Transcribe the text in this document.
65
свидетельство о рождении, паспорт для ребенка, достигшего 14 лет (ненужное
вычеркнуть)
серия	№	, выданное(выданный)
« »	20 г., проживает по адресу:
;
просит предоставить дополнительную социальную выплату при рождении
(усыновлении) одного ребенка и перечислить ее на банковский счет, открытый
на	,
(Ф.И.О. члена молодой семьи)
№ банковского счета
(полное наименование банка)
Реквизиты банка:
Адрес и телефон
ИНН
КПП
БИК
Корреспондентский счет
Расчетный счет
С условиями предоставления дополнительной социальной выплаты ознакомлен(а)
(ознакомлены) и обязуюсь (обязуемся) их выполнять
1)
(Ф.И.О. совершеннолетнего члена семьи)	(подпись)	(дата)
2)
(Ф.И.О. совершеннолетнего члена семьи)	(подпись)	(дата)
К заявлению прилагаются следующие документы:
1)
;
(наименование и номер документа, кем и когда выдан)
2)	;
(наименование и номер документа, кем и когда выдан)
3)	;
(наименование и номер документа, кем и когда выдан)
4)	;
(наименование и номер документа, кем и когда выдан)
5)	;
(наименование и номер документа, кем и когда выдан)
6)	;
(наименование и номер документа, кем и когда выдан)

################

From the records above, extract every line exactly as it stands.

• [Reply]:
Transcribe the text in this document.
65
свидетельство о рождении, паспорт для ребенка, достигшего 14 лет (ненужное
вычеркнуть)
серия	№	, выданное(выданный)
« »	20 г., проживает по адресу:
;
просит предоставить дополнительную социальную выплату при рождении
(усыновлении) одного ребенка и перечислить ее на банковский счет, открытый
на	,
(Ф.И.О. члена молодой семьи)
№ банковского счета
(полное наименование банка)
Реквизиты банка:
Адрес и телефон
ИНН
КПП
БИК
Корреспондентский счет
Расчетный счет
С условиями предоставления дополнительной социальной выплаты ознакомлен(а)
(ознакомлены) и обязуюсь (обязуемся) их выполнять
1)
(Ф.И.О. совершеннолетнего члена семьи)	(подпись)	(дата)
2)
(Ф.И.О. совершеннолетнего члена семьи)	(подпись)	(дата)
К заявлению прилагаются следующие документы:
1)
;
(наименование и номер документа, кем и когда выдан)
2)	;
(наименование и номер документа, кем и когда выдан)
3)	;
(наименование и номер документа, кем и когда выдан)
4)	;
(наименование и номер документа, кем и когда выдан)
5)	;
(наименование и номер документа, кем и когда выдан)
6)	;
(наименование и номер документа, кем и когда выдан)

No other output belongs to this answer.